**Challenge:** Reproduce the entries below in full, word for word.

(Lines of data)
* begin *
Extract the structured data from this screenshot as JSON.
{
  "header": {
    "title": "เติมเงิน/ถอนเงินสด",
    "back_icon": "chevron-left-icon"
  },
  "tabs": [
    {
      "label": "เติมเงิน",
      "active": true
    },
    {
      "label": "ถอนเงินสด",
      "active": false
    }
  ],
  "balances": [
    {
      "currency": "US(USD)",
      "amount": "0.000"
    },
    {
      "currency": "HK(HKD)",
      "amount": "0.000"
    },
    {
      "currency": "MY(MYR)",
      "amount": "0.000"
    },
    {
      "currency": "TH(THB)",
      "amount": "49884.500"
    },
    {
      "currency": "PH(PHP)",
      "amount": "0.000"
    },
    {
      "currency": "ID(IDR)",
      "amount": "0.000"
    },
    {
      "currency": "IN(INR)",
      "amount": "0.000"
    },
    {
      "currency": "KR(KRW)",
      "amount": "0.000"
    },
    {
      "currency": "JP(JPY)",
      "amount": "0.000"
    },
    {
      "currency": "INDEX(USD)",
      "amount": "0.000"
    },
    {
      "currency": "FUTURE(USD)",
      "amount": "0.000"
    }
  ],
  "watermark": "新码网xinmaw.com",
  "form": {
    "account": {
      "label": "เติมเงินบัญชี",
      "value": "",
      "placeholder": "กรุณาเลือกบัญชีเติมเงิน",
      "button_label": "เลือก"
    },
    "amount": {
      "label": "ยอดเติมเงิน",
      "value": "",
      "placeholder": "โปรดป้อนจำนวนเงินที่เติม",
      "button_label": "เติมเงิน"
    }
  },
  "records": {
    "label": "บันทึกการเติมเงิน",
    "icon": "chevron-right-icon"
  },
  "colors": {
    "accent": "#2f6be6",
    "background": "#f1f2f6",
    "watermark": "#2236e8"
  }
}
* end *
**Worked answer:**
Extract the structured data from this screenshot as JSON.
{
  "header": {
    "title": "เติมเงิน/ถอนเงินสด",
    "back_icon": "chevron-left-icon"
  },
  "tabs": [
    {
      "label": "เติมเงิน",
      "active": true
    },
    {
      "label": "ถอนเงินสด",
      "active": false
    }
  ],
  "balances": [
    {
      "currency": "US(USD)",
      "amount": "0.000"
    },
    {
      "currency": "HK(HKD)",
      "amount": "0.000"
    },
    {
      "currency": "MY(MYR)",
      "amount": "0.000"
    },
    {
      "currency": "TH(THB)",
      "amount": "49884.500"
    },
    {
      "currency": "PH(PHP)",
      "amount": "0.000"
    },
    {
      "currency": "ID(IDR)",
      "amount": "0.000"
    },
    {
      "currency": "IN(INR)",
      "amount": "0.000"
    },
    {
      "currency": "KR(KRW)",
      "amount": "0.000"
    },
    {
      "currency": "JP(JPY)",
      "amount": "0.000"
    },
    {
      "currency": "INDEX(USD)",
      "amount": "0.000"
    },
    {
      "currency": "FUTURE(USD)",
      "amount": "0.000"
    }
  ],
  "watermark": "新码网xinmaw.com",
  "form": {
    "account": {
      "label": "เติมเงินบัญชี",
      "value": "",
      "placeholder": "กรุณาเลือกบัญชีเติมเงิน",
      "button_label": "เลือก"
    },
    "amount": {
      "label": "ยอดเติมเงิน",
      "value": "",
      "placeholder": "โปรดป้อนจำนวนเงินที่เติม",
      "button_label": "เติมเงิน"
    }
  },
  "records": {
    "label": "บันทึกการเติมเงิน",
    "icon": "chevron-right-icon"
  },
  "colors": {
    "accent": "#2f6be6",
    "background": "#f1f2f6",
    "watermark": "#2236e8"
  }
}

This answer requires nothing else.